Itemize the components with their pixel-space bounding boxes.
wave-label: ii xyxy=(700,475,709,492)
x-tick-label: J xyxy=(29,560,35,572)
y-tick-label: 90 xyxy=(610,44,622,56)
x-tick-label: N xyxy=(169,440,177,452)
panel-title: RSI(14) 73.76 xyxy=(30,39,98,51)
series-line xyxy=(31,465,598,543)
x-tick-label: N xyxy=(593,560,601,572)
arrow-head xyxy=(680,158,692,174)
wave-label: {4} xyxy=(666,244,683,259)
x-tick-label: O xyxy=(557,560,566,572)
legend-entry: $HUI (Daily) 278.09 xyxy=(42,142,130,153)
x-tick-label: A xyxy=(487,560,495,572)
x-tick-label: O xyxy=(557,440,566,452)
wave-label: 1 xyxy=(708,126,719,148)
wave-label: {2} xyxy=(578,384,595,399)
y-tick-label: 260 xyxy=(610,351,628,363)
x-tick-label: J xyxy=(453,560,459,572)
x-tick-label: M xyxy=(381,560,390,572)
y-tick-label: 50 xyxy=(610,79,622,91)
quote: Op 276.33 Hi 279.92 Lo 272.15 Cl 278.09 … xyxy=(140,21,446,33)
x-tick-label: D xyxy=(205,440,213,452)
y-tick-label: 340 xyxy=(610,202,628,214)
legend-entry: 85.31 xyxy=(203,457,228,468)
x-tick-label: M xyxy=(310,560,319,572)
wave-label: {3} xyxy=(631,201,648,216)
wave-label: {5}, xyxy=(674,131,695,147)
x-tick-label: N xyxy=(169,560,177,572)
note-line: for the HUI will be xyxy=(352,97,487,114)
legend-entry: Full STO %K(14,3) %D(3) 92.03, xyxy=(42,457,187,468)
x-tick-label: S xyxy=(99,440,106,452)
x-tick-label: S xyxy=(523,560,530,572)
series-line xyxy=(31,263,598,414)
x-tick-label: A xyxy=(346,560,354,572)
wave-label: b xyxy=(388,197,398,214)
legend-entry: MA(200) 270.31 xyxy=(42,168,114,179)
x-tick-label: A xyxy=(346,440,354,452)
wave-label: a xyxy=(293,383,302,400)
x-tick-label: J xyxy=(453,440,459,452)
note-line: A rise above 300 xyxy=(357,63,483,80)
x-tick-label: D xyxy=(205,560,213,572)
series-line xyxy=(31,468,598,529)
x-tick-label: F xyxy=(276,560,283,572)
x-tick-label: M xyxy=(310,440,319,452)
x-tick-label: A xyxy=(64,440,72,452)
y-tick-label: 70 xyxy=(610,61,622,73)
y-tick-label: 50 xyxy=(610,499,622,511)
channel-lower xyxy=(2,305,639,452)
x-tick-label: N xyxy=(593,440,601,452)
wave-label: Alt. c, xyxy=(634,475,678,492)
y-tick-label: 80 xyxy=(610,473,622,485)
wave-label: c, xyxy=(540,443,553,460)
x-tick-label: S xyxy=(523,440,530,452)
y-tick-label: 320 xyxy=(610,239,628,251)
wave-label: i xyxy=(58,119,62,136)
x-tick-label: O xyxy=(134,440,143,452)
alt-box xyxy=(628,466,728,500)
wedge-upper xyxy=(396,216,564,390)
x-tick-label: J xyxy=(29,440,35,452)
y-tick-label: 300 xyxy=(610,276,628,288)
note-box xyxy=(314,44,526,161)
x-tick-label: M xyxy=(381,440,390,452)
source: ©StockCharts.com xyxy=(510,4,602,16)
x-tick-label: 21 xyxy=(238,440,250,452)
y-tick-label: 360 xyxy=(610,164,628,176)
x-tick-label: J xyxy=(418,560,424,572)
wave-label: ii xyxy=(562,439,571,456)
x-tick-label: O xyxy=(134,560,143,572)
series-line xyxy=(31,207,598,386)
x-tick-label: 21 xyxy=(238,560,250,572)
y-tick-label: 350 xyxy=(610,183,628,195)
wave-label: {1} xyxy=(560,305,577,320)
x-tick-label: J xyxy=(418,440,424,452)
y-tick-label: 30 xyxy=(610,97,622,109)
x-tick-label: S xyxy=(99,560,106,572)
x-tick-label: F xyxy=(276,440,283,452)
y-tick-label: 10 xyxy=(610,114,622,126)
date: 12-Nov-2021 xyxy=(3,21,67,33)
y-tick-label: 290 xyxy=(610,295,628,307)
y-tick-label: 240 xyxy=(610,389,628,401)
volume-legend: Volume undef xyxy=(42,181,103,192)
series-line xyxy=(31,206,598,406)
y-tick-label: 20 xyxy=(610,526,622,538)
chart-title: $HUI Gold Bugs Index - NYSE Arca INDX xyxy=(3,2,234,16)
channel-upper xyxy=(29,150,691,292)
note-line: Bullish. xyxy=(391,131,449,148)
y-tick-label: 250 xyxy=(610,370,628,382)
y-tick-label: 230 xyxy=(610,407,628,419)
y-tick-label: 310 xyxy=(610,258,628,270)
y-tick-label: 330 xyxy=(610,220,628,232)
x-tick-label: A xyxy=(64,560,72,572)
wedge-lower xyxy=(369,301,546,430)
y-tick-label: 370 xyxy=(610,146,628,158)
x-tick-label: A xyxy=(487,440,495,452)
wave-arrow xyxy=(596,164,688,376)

◇ ◇ ◇

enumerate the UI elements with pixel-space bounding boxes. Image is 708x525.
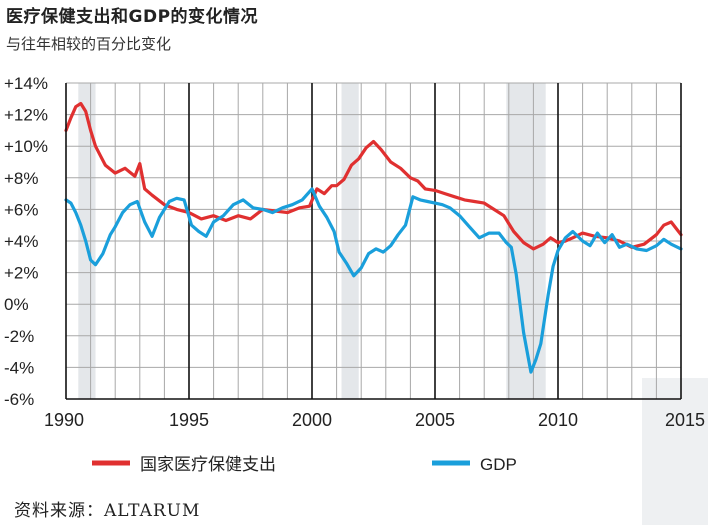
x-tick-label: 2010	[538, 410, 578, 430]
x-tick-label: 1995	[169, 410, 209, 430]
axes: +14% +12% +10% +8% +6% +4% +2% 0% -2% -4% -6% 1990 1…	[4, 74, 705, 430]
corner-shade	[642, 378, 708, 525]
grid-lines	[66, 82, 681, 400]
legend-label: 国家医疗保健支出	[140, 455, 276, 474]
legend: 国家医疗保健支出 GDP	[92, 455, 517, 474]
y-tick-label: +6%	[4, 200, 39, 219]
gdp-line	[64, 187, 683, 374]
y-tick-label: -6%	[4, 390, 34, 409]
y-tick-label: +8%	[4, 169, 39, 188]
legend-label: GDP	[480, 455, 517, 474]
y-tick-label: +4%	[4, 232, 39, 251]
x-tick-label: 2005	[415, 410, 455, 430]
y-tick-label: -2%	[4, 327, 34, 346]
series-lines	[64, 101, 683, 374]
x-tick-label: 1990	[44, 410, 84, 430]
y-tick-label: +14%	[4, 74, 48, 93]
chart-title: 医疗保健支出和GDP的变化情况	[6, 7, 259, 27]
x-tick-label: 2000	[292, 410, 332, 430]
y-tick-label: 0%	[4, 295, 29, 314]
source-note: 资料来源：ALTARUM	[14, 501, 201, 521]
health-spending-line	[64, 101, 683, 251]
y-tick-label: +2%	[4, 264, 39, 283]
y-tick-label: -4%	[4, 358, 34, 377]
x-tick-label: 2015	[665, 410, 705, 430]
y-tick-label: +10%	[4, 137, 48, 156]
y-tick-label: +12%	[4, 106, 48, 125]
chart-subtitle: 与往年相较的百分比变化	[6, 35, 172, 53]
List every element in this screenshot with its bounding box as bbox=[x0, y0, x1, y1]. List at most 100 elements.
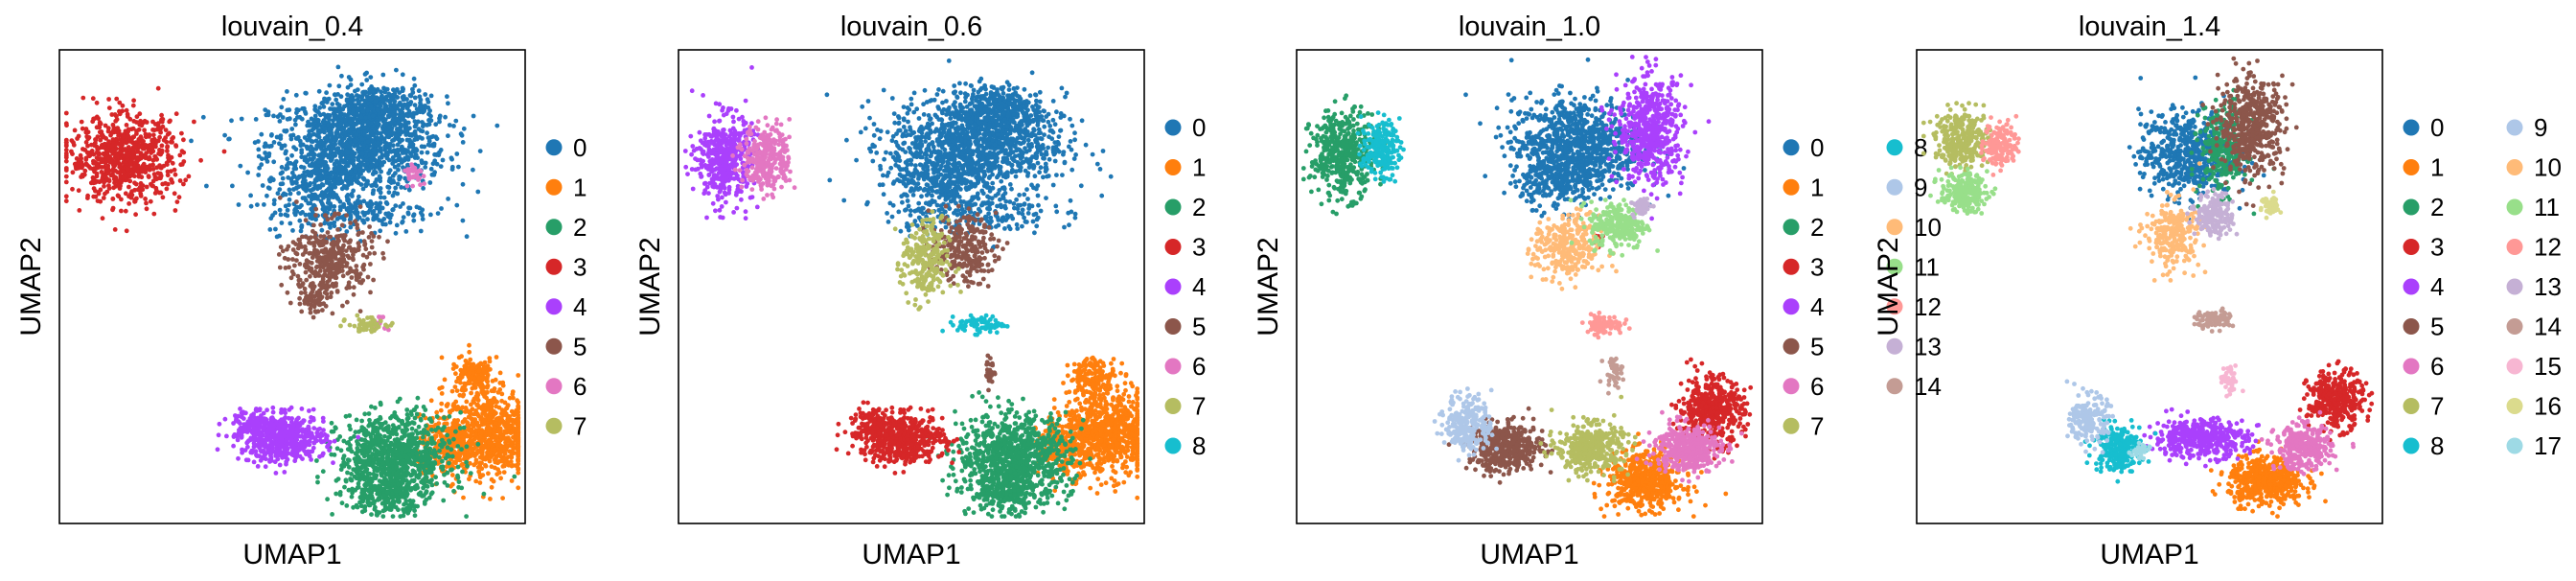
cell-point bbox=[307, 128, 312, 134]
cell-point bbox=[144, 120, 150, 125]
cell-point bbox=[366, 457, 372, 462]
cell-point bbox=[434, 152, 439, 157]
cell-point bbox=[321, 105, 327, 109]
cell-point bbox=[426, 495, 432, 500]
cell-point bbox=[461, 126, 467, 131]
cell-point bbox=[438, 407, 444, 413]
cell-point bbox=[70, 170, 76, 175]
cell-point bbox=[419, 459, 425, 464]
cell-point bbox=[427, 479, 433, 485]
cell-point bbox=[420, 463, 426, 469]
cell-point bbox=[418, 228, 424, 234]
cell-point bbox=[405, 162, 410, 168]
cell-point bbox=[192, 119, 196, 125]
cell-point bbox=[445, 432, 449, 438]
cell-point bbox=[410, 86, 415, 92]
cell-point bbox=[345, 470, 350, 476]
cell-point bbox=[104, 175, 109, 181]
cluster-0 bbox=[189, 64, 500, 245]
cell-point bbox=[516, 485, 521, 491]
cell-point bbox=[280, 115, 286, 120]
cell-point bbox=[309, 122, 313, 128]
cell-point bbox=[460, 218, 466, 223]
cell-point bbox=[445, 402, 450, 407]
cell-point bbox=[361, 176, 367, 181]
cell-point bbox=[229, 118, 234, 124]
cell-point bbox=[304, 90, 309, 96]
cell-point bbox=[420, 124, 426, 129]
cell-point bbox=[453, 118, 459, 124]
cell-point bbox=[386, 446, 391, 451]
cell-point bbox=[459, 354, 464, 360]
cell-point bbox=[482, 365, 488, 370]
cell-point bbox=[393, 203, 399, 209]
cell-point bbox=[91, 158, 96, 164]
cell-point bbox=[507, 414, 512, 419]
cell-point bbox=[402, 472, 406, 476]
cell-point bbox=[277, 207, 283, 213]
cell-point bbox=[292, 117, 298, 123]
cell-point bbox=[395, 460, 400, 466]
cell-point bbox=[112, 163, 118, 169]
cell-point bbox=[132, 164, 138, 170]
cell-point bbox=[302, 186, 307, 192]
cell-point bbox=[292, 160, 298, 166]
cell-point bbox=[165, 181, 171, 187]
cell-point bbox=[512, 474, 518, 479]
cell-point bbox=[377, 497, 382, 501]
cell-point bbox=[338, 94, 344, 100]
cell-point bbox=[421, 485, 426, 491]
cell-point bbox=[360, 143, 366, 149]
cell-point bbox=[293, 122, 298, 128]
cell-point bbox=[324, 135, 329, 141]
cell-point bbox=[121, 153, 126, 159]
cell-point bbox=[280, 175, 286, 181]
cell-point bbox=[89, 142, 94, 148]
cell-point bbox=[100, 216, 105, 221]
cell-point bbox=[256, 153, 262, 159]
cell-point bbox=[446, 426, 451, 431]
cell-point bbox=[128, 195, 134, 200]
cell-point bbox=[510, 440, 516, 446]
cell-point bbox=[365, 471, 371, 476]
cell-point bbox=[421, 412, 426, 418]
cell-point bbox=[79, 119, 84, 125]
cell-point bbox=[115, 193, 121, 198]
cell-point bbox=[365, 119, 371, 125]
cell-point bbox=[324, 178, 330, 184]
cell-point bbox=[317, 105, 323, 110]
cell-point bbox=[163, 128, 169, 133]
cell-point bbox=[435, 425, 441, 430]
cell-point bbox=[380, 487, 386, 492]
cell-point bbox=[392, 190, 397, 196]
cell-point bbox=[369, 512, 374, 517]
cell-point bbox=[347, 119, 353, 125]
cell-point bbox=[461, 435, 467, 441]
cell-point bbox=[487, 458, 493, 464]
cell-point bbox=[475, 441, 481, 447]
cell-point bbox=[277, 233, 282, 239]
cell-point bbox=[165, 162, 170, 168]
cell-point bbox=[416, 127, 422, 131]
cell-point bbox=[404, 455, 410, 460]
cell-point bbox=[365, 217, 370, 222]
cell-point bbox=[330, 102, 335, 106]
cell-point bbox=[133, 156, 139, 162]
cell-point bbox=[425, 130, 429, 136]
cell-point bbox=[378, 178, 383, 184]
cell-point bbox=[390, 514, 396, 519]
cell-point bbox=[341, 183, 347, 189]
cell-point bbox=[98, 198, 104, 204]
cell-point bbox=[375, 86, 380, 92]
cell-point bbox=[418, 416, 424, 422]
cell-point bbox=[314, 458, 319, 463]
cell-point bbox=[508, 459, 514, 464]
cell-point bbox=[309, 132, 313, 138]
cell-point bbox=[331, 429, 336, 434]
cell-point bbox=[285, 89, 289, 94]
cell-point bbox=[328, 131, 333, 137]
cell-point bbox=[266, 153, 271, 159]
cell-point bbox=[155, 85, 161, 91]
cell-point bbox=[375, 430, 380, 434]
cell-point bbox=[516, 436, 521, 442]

◇ ◇ ◇

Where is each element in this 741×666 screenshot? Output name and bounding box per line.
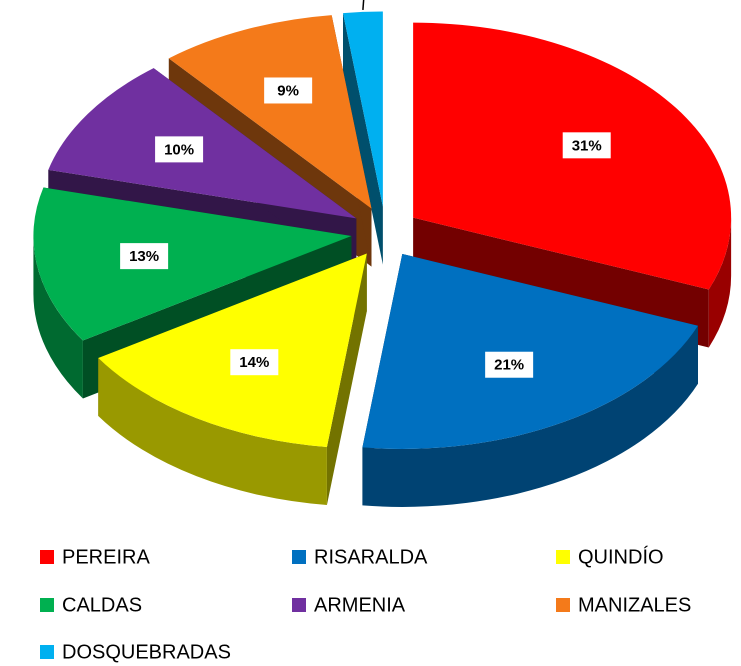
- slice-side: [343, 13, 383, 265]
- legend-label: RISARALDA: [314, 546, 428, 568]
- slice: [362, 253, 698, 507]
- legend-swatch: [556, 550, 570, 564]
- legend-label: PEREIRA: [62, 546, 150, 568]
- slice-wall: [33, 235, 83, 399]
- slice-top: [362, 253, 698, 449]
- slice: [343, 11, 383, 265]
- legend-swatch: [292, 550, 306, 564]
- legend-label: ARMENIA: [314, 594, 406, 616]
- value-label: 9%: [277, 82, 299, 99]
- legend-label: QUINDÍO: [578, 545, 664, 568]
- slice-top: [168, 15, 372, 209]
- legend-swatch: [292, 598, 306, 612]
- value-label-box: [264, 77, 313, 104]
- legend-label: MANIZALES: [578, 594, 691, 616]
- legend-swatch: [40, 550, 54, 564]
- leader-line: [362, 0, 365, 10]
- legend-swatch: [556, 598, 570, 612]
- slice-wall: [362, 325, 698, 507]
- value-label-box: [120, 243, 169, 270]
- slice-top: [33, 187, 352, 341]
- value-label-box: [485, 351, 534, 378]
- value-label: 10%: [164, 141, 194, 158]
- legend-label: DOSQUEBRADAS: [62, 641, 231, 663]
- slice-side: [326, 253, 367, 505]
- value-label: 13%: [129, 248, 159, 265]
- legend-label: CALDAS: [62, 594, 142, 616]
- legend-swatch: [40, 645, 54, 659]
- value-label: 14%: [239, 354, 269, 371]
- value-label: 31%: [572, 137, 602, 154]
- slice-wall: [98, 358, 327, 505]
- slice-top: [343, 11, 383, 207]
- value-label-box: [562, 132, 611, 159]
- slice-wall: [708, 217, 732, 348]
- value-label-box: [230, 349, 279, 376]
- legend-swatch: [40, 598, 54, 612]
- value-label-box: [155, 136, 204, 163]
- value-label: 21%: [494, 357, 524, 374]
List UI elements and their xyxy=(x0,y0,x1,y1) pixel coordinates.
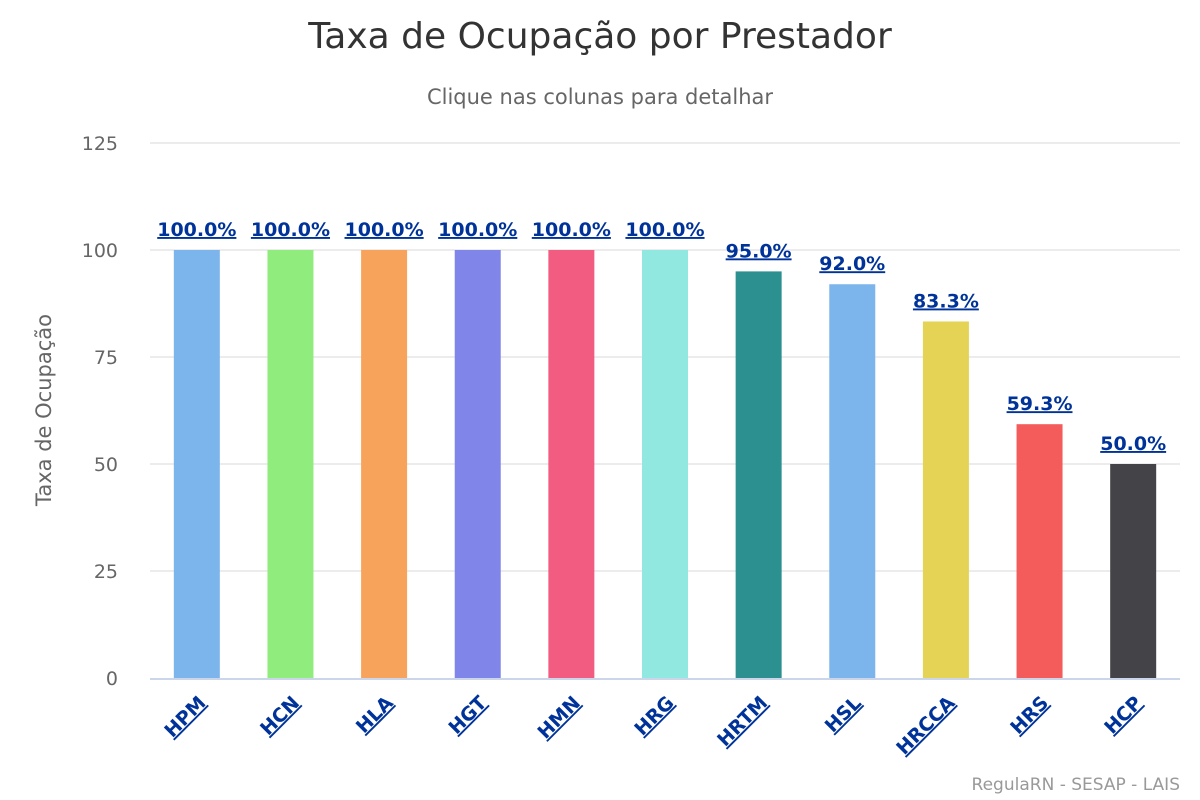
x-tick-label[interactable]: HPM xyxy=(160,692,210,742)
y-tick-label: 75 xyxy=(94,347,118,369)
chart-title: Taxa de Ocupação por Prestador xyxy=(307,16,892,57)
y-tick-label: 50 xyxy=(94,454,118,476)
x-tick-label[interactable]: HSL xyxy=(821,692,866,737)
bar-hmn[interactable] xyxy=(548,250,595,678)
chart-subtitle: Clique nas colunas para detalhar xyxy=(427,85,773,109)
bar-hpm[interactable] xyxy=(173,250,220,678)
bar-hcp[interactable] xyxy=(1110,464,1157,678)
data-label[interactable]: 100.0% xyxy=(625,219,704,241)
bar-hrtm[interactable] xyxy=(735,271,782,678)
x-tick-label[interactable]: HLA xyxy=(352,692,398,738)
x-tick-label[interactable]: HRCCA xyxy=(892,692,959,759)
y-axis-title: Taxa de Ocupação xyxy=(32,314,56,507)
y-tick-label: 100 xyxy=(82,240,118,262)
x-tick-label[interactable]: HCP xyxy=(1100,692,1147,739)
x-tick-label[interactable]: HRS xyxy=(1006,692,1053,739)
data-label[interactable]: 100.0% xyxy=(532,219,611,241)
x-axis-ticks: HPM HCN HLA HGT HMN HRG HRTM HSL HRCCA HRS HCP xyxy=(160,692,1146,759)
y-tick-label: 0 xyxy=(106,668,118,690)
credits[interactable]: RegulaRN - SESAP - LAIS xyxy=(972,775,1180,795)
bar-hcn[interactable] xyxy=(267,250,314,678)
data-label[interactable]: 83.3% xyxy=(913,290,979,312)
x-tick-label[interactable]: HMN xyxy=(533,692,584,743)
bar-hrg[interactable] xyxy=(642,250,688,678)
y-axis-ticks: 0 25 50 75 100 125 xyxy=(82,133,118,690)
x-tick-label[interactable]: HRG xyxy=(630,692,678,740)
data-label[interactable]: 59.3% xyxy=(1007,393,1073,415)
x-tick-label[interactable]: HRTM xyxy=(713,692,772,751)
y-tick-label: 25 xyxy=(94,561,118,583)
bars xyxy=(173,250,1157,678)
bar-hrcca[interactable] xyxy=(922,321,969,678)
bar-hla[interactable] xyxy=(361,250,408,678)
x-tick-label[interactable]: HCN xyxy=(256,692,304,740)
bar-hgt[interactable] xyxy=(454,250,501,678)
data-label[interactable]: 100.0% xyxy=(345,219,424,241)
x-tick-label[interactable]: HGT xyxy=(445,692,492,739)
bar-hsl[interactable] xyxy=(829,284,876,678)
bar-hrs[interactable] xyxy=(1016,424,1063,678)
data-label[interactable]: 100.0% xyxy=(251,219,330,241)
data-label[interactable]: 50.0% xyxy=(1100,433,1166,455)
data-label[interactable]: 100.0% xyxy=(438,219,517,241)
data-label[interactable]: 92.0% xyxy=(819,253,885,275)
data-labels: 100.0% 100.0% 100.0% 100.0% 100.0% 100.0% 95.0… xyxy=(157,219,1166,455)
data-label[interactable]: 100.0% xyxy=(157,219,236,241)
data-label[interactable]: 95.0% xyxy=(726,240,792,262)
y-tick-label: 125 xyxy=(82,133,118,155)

◇ ◇ ◇

→ The problem
Reproduce the part of the listing that opens with the line containing "Where is each" and closes with the line containing "List UI elements", both lines included, leaving out the pictures.

→ Problem solution
Where is each element in this 741×666 screenshot? Output name and bounding box per line.
- slice-side: [343, 13, 383, 265]
- legend-label: RISARALDA: [314, 546, 428, 568]
- slice: [362, 253, 698, 507]
- legend-swatch: [556, 550, 570, 564]
- legend-label: PEREIRA: [62, 546, 150, 568]
- slice-wall: [33, 235, 83, 399]
- slice-top: [362, 253, 698, 449]
- slice: [343, 11, 383, 265]
- legend-swatch: [292, 550, 306, 564]
- legend-label: ARMENIA: [314, 594, 406, 616]
- value-label: 9%: [277, 82, 299, 99]
- legend-label: QUINDÍO: [578, 545, 664, 568]
- slice-top: [168, 15, 372, 209]
- legend-swatch: [292, 598, 306, 612]
- value-label-box: [264, 77, 313, 104]
- legend-label: MANIZALES: [578, 594, 691, 616]
- legend-swatch: [40, 550, 54, 564]
- leader-line: [362, 0, 365, 10]
- legend-swatch: [556, 598, 570, 612]
- slice-wall: [362, 325, 698, 507]
- value-label-box: [120, 243, 169, 270]
- slice-top: [33, 187, 352, 341]
- value-label-box: [485, 351, 534, 378]
- value-label: 10%: [164, 141, 194, 158]
- legend-label: DOSQUEBRADAS: [62, 641, 231, 663]
- slice-side: [326, 253, 367, 505]
- value-label: 13%: [129, 248, 159, 265]
- legend-label: CALDAS: [62, 594, 142, 616]
- legend-swatch: [40, 645, 54, 659]
- value-label: 14%: [239, 354, 269, 371]
- value-label: 31%: [572, 137, 602, 154]
- slice-wall: [98, 358, 327, 505]
- slice-top: [343, 11, 383, 207]
- value-label-box: [562, 132, 611, 159]
- slice-wall: [708, 217, 732, 348]
- value-label-box: [230, 349, 279, 376]
- legend-swatch: [40, 598, 54, 612]
- value-label-box: [155, 136, 204, 163]
- value-label: 21%: [494, 357, 524, 374]
List UI elements and their xyxy=(x0,y0,x1,y1) pixel coordinates.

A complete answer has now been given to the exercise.